====== EXERCISE INPUTS

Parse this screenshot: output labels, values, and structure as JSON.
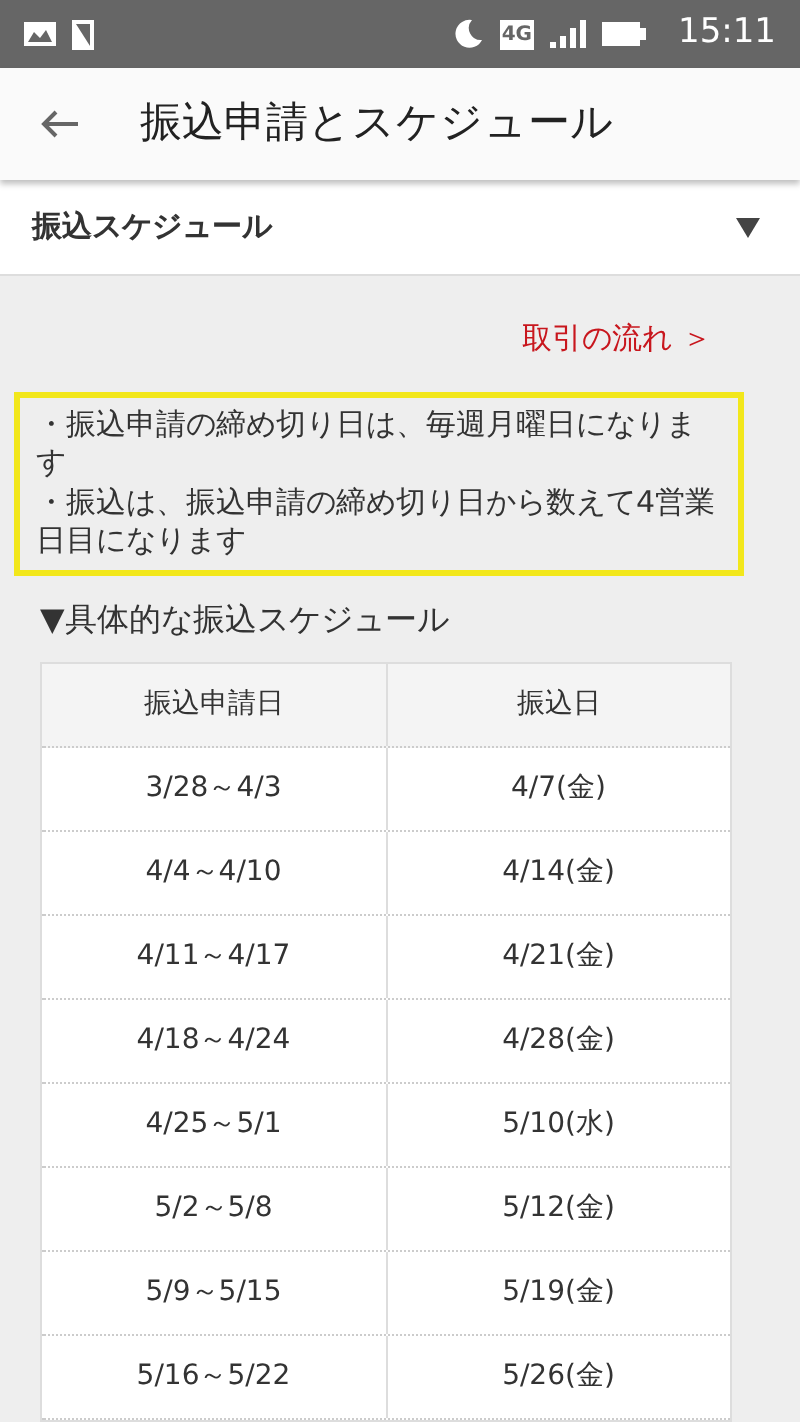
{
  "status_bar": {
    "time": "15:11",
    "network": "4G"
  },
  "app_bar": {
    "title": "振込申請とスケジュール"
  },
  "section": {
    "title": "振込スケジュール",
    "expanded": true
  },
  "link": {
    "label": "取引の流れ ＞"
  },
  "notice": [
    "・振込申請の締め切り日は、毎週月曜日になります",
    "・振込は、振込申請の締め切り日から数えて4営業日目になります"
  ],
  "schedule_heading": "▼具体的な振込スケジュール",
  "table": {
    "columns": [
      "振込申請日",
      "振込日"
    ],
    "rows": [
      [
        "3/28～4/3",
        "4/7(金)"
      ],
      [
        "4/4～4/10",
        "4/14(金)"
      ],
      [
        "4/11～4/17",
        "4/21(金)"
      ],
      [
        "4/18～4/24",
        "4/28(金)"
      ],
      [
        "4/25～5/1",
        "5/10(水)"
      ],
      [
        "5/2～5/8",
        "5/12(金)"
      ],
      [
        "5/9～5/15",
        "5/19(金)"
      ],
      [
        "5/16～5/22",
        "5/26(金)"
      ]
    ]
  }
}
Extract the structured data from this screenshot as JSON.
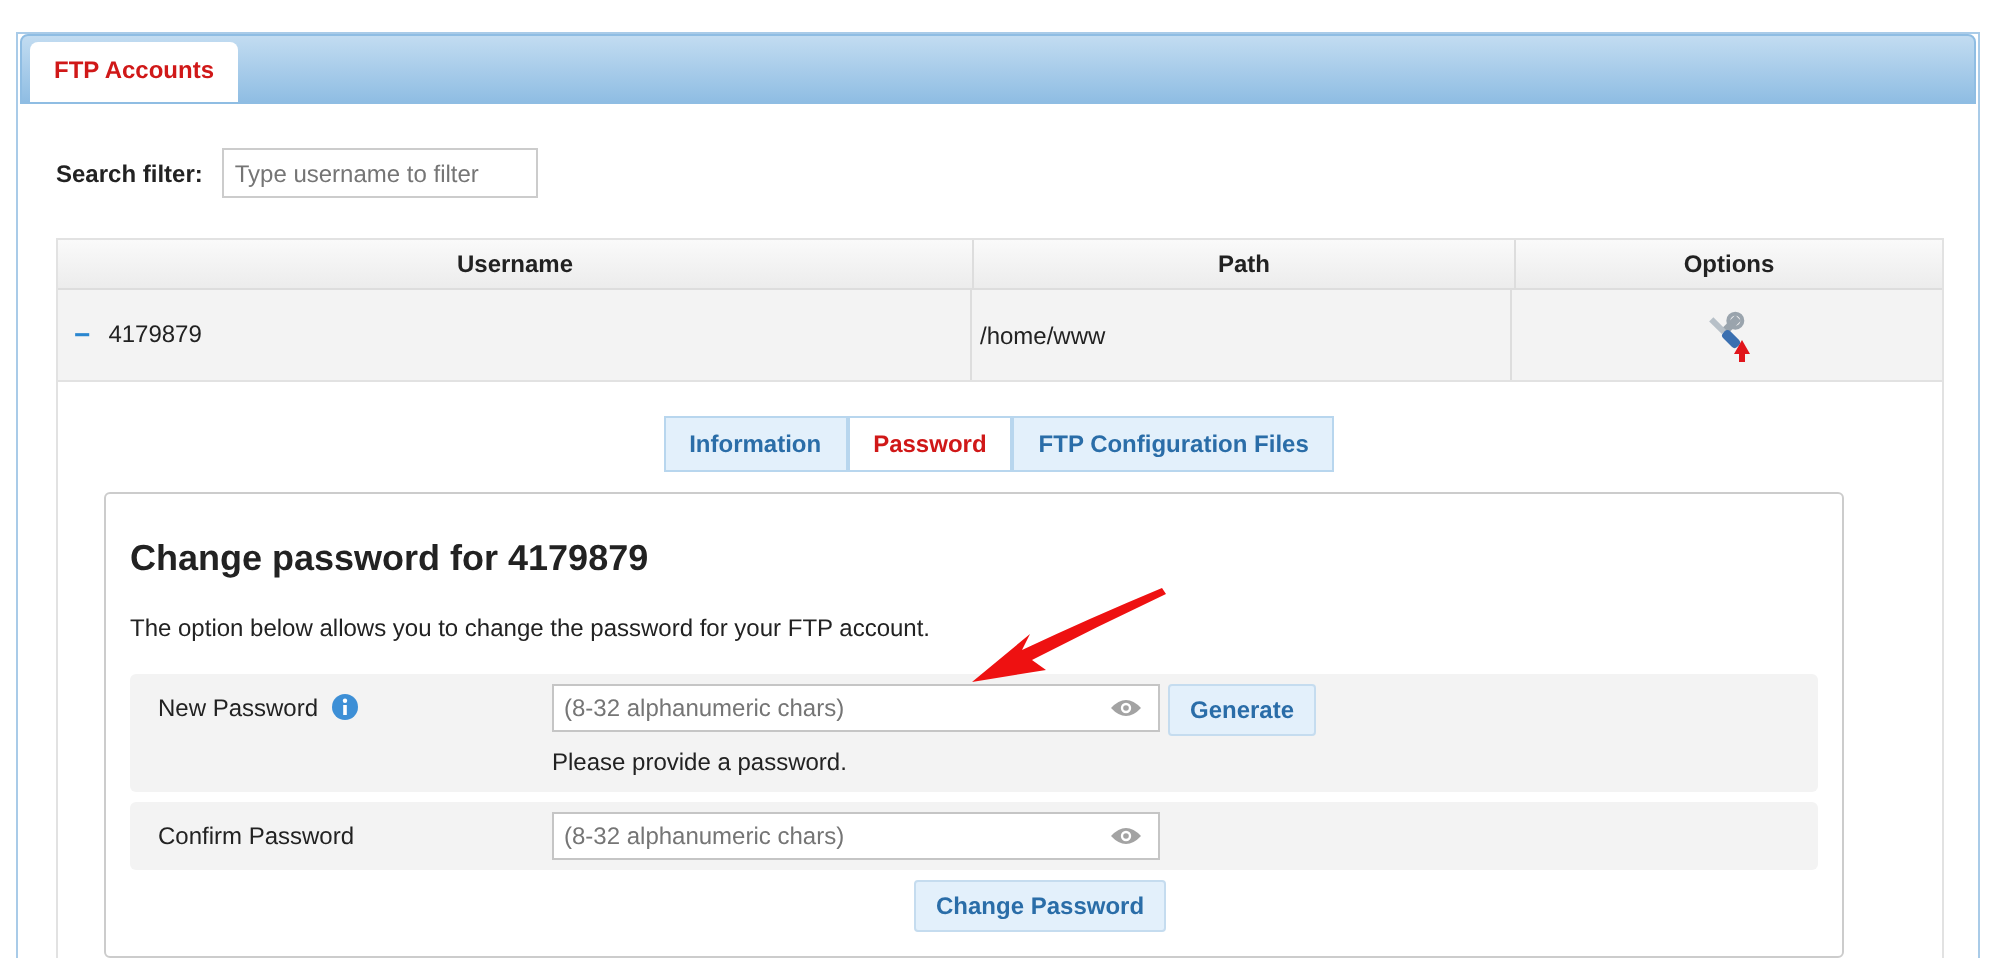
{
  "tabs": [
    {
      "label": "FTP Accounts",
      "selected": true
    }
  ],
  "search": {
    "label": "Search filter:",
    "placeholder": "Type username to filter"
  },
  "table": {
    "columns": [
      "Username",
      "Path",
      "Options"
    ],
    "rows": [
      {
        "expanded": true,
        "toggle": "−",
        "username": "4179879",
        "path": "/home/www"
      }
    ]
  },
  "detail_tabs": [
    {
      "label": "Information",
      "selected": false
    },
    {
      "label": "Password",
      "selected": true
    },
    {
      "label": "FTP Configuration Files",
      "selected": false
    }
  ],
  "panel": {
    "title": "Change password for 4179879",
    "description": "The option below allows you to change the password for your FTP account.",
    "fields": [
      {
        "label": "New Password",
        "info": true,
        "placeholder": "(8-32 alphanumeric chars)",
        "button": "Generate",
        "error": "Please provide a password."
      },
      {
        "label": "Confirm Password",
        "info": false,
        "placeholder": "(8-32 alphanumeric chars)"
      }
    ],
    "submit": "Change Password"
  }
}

============
====== EXERCISE INPUTS

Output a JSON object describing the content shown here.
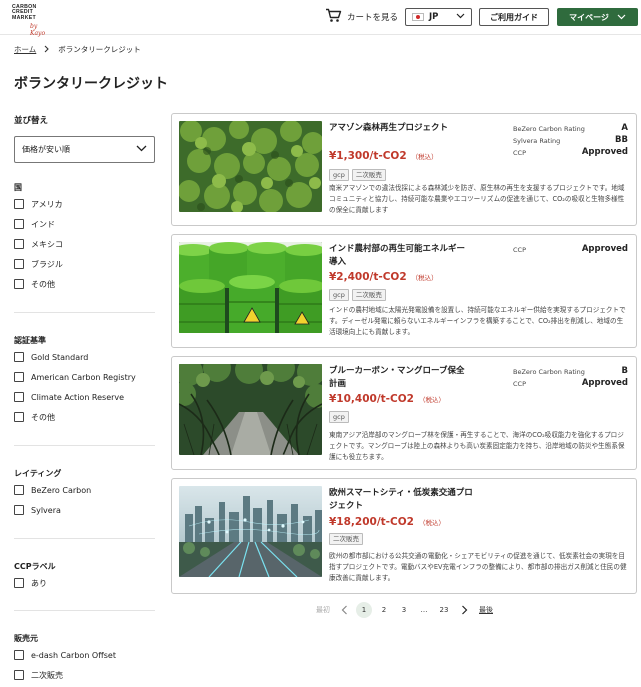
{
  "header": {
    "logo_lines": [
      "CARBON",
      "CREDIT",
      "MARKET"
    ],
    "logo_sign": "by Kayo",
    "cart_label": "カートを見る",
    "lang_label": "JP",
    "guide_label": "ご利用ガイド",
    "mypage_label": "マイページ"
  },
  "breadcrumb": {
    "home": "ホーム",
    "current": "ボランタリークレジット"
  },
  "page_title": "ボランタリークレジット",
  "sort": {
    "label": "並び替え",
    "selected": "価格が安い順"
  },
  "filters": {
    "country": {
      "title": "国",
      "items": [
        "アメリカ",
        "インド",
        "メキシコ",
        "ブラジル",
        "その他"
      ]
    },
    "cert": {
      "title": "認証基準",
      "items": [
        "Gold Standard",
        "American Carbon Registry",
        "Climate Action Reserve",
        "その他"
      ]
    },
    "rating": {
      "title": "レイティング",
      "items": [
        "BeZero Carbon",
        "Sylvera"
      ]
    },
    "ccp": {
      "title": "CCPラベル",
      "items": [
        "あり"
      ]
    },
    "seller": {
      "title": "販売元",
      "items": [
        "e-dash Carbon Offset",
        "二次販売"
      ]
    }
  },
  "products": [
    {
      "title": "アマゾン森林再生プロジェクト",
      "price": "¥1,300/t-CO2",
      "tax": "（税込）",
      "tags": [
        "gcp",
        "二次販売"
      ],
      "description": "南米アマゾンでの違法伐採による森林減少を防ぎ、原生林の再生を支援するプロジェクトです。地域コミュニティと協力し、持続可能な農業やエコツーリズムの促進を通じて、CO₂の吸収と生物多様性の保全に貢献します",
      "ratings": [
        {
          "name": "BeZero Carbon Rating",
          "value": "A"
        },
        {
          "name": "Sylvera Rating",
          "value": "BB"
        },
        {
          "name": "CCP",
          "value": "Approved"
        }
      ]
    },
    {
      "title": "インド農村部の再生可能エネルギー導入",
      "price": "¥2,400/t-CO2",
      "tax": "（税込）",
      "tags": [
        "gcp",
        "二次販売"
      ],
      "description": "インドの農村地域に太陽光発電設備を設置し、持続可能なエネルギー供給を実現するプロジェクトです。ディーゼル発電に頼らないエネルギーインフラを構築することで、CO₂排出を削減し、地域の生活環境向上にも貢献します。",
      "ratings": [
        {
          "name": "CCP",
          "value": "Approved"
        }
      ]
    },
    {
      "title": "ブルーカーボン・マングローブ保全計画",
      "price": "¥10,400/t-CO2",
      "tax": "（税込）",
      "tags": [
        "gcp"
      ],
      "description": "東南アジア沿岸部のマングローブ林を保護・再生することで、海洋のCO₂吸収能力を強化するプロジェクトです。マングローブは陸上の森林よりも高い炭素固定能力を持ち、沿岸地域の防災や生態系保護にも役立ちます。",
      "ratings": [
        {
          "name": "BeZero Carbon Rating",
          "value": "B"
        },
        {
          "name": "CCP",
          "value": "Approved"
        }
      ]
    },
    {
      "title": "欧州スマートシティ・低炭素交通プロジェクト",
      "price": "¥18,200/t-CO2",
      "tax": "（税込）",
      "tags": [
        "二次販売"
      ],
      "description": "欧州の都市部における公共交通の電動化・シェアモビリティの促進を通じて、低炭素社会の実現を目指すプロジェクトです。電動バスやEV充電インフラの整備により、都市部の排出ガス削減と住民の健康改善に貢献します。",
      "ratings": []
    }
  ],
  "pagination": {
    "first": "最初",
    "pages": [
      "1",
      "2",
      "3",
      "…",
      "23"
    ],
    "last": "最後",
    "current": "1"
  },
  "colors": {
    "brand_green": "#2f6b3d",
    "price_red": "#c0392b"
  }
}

============
====== EXERCISE INPUTS

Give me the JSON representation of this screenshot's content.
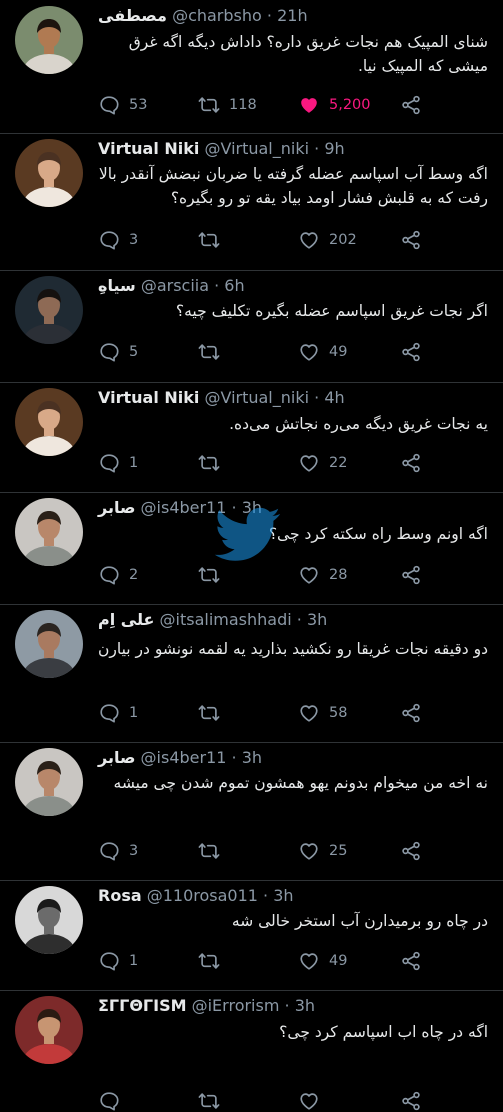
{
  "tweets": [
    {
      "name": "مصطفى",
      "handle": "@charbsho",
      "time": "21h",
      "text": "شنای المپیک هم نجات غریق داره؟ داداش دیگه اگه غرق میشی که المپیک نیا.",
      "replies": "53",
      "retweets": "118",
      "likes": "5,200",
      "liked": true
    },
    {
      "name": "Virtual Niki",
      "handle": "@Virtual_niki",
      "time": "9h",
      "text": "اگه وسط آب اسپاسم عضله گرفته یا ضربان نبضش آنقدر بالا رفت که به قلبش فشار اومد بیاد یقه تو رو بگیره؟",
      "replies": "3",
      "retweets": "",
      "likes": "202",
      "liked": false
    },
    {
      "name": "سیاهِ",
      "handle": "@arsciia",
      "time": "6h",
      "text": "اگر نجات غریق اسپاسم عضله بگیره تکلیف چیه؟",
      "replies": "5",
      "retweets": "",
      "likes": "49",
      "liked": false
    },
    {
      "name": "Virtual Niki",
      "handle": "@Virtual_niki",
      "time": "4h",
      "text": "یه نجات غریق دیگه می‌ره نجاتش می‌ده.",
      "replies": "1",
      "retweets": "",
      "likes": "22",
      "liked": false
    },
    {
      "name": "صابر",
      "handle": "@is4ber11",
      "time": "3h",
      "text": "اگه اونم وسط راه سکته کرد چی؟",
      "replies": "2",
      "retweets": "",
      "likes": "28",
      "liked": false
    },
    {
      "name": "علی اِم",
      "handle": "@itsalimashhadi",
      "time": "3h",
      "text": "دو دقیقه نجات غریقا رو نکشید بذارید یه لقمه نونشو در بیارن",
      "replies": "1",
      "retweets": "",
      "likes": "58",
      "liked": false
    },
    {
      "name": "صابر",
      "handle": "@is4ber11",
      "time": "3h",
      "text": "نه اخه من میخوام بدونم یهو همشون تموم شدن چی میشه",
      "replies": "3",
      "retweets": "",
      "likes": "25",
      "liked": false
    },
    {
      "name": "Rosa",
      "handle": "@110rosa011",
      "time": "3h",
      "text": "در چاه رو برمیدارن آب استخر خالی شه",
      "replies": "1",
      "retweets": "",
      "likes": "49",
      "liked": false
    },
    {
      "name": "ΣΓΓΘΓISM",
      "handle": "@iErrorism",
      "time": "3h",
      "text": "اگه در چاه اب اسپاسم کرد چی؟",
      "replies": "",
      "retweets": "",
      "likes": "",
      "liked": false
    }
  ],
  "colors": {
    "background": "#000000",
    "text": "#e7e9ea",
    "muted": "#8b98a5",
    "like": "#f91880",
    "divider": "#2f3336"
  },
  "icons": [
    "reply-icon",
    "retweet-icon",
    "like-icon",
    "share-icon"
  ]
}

============

Report all lines of the data that include the word "true".

§ FINISHED TASK:
    "expanded": true
      "selected": true
        "expanded": true,
      "selected": true
        "info": true,
      "liked": true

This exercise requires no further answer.